EXERCISE BRIEF = Lines holding the string "that" are the ones to copy; find them all in the data.

--------

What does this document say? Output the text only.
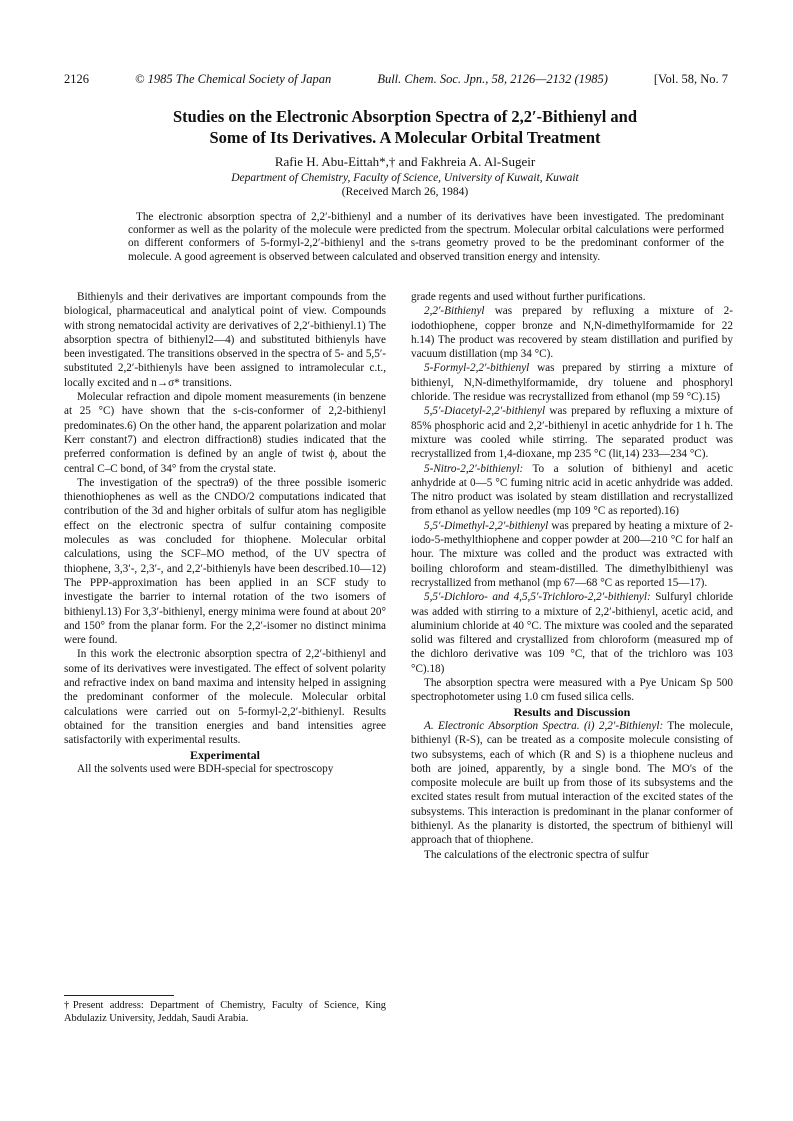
2126	© 1985 The Chemical Society of Japan	Bull. Chem. Soc. Jpn., 58, 2126—2132 (1985)	[Vol. 58, No. 7
Studies on the Electronic Absorption Spectra of 2,2′-Bithienyl and
Some of Its Derivatives. A Molecular Orbital Treatment
Rafie H. Abu-Eittah*,† and Fakhreia A. Al-Sugeir
Department of Chemistry, Faculty of Science, University of Kuwait, Kuwait
(Received March 26, 1984)
The electronic absorption spectra of 2,2′-bithienyl and a number of its derivatives have been investigated. The predominant conformer as well as the polarity of the molecule were predicted from the spectrum. Molecular orbital calculations were performed on different conformers of 5-formyl-2,2′-bithienyl and the s-trans geometry proved to be the predominant conformer of the molecule. A good agreement is observed between calculated and observed transition energy and intensity.

Bithienyls and their derivatives are important compounds from the biological, pharmaceutical and analytical point of view. Compounds with strong nematocidal activity are derivatives of 2,2′-bithienyl.1) The absorption spectra of bithienyl2—4) and substituted bithienyls have been investigated. The transitions observed in the spectra of 5- and 5,5′-substituted 2,2′-bithienyls have been assigned to intramolecular c.t., locally excited and n→σ* transitions.

Molecular refraction and dipole moment measurements (in benzene at 25 °C) have shown that the s-cis-conformer of 2,2-bithienyl predominates.6) On the other hand, the apparent polarization and molar Kerr constant7) and electron diffraction8) studies indicated that the preferred conformation is defined by an angle of twist ϕ, about the central C–C bond, of 34° from the crystal state.

The investigation of the spectra9) of the three possible isomeric thienothiophenes as well as the CNDO/2 computations indicated that contribution of the 3d and higher orbitals of sulfur atom has negligible effect on the electronic spectra of sulfur containing composite molecules as was concluded for thiophene. Molecular orbital calculations, using the SCF–MO method, of the UV spectra of thiophene, 3,3′-, 2,3′-, and 2,2′-bithienyls have been described.10—12) The PPP-approximation has been applied in an SCF study to investigate the barrier to internal rotation of the two isomers of bithienyl.13) For 3,3′-bithienyl, energy minima were found at about 20° and 150° from the planar form. For the 2,2′-isomer no distinct minima were found.

In this work the electronic absorption spectra of 2,2′-bithienyl and some of its derivatives were investigated. The effect of solvent polarity and refractive index on band maxima and intensity helped in assigning the predominant conformer of the molecule. Molecular orbital calculations were carried out on 5-formyl-2,2′-bithienyl. Results obtained for the transition energies and band intensities agree satisfactorily with experimental results.

Experimental

All the solvents used were BDH-special for spectroscopy

grade regents and used without further purifications.

2,2′-Bithienyl was prepared by refluxing a mixture of 2-iodothiophene, copper bronze and N,N-dimethylformamide for 22 h.14) The product was recovered by steam distillation and purified by vacuum distillation (mp 34 °C).

5-Formyl-2,2′-bithienyl was prepared by stirring a mixture of bithienyl, N,N-dimethylformamide, dry toluene and phosphoryl chloride. The residue was recrystallized from ethanol (mp 59 °C).15)

5,5′-Diacetyl-2,2′-bithienyl was prepared by refluxing a mixture of 85% phosphoric acid and 2,2′-bithienyl in acetic anhydride for 1 h. The mixture was cooled while stirring. The separated product was recrystallized from 1,4-dioxane, mp 235 °C (lit,14) 233—234 °C).

5-Nitro-2,2′-bithienyl: To a solution of bithienyl and acetic anhydride at 0—5 °C fuming nitric acid in acetic anhydride was added. The nitro product was isolated by steam distillation and recrystallized from ethanol as yellow needles (mp 109 °C as reported).16)

5,5′-Dimethyl-2,2′-bithienyl was prepared by heating a mixture of 2-iodo-5-methylthiophene and copper powder at 200—210 °C for half an hour. The mixture was colled and the product was extracted with boiling chloroform and steam-distilled. The dimethylbithienyl was recrystallized from methanol (mp 67—68 °C as reported 15—17).

5,5′-Dichloro- and 4,5,5′-Trichloro-2,2′-bithienyl: Sulfuryl chloride was added with stirring to a mixture of 2,2′-bithienyl, acetic acid, and aluminium chloride at 40 °C. The mixture was cooled and the separated solid was filtered and crystallized from chloroform (measured mp of the dichloro derivative was 109 °C, that of the trichloro was 103 °C).18)

The absorption spectra were measured with a Pye Unicam Sp 500 spectrophotometer using 1.0 cm fused silica cells.

Results and Discussion

A. Electronic Absorption Spectra. (i) 2,2′-Bithienyl: The molecule, bithienyl (R-S), can be treated as a composite molecule consisting of two subsystems, each of which (R and S) is a thiophene nucleus and both are joined, apparently, by a single bond. The MO's of the composite molecule are built up from those of its subsystems and the excited states result from mutual interaction of the excited states of the subsystems. This interaction is predominant in the planar conformer of bithienyl. As the planarity is distorted, the spectrum of bithienyl will approach that of thiophene.

The calculations of the electronic spectra of sulfur

†Present address: Department of Chemistry, Faculty of Science, King Abdulaziz University, Jeddah, Saudi Arabia.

--------

ANSWER SPACE =
Molecular refraction and dipole moment measurements (in benzene at 25 °C) have shown that the s-cis-conformer of 2,2-bithienyl predominates.6) On the other hand, the apparent polarization and molar Kerr constant7) and electron diffraction8) studies indicated that the preferred conformation is defined by an angle of twist ϕ, about the central C–C bond, of 34° from the crystal state.
The investigation of the spectra9) of the three possible isomeric thienothiophenes as well as the CNDO/2 computations indicated that contribution of the 3d and higher orbitals of sulfur atom has negligible effect on the electronic spectra of sulfur containing composite molecules as was concluded for thiophene. Molecular orbital calculations, using the SCF–MO method, of the UV spectra of thiophene, 3,3′-, 2,3′-, and 2,2′-bithienyls have been described.10—12) The PPP-approximation has been applied in an SCF study to investigate the barrier to internal rotation of the two isomers of bithienyl.13) For 3,3′-bithienyl, energy minima were found at about 20° and 150° from the planar form. For the 2,2′-isomer no distinct minima were found.
5,5′-Dichloro- and 4,5,5′-Trichloro-2,2′-bithienyl: Sulfuryl chloride was added with stirring to a mixture of 2,2′-bithienyl, acetic acid, and aluminium chloride at 40 °C. The mixture was cooled and the separated solid was filtered and crystallized from chloroform (measured mp of the dichloro derivative was 109 °C, that of the trichloro was 103 °C).18)
A. Electronic Absorption Spectra. (i) 2,2′-Bithienyl: The molecule, bithienyl (R-S), can be treated as a composite molecule consisting of two subsystems, each of which (R and S) is a thiophene nucleus and both are joined, apparently, by a single bond. The MO's of the composite molecule are built up from those of its subsystems and the excited states result from mutual interaction of the excited states of the subsystems. This interaction is predominant in the planar conformer of bithienyl. As the planarity is distorted, the spectrum of bithienyl will approach that of thiophene.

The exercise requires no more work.